> _Description of the task_: Check each line of the records below and collect those holding "הצוות".

> _Source data_:
-------------------------

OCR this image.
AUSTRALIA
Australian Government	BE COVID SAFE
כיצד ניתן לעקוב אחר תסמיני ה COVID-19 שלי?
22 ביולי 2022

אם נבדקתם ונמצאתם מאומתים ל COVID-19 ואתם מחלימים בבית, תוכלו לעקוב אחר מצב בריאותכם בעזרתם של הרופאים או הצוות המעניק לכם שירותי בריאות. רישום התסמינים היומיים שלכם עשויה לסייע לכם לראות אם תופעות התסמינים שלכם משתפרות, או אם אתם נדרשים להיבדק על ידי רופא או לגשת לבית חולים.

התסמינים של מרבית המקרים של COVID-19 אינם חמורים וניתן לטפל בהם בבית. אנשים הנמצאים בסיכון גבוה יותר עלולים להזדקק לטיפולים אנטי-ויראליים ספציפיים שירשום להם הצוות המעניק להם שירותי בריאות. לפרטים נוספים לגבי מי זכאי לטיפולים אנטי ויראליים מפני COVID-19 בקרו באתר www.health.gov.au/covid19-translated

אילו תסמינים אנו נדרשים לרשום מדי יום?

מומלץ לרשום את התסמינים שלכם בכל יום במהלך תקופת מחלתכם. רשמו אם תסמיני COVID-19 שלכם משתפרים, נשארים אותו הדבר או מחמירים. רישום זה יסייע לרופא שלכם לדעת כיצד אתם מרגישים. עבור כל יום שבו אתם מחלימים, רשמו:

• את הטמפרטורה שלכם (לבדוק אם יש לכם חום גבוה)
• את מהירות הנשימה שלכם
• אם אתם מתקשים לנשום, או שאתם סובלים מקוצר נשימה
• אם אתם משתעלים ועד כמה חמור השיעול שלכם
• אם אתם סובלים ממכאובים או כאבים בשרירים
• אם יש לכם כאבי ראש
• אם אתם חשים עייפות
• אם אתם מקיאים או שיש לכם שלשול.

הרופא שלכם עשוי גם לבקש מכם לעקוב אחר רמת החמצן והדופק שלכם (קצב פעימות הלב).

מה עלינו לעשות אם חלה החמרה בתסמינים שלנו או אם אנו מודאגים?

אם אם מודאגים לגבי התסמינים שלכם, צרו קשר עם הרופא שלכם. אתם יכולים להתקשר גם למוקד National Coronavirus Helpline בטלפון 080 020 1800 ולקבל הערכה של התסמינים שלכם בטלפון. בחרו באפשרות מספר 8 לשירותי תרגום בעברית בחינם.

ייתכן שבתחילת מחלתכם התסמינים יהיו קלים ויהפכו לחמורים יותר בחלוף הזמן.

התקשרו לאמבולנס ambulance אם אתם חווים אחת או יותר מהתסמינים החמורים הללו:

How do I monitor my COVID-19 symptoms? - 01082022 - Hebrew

-------------------------

> _Solution to this exercise_:
אם נבדקתם ונמצאתם מאומתים ל COVID-19 ואתם מחלימים בבית, תוכלו לעקוב אחר מצב בריאותכם בעזרתם של הרופאים או הצוות המעניק לכם שירותי בריאות. רישום התסמינים היומיים שלכם עשויה לסייע לכם לראות אם תופעות התסמינים שלכם משתפרות, או אם אתם נדרשים להיבדק על ידי רופא או לגשת לבית חולים.
התסמינים של מרבית המקרים של COVID-19 אינם חמורים וניתן לטפל בהם בבית. אנשים הנמצאים בסיכון גבוה יותר עלולים להזדקק לטיפולים אנטי-ויראליים ספציפיים שירשום להם הצוות המעניק להם שירותי בריאות. לפרטים נוספים לגבי מי זכאי לטיפולים אנטי ויראליים מפני COVID-19 בקרו באתר www.health.gov.au/covid19-translated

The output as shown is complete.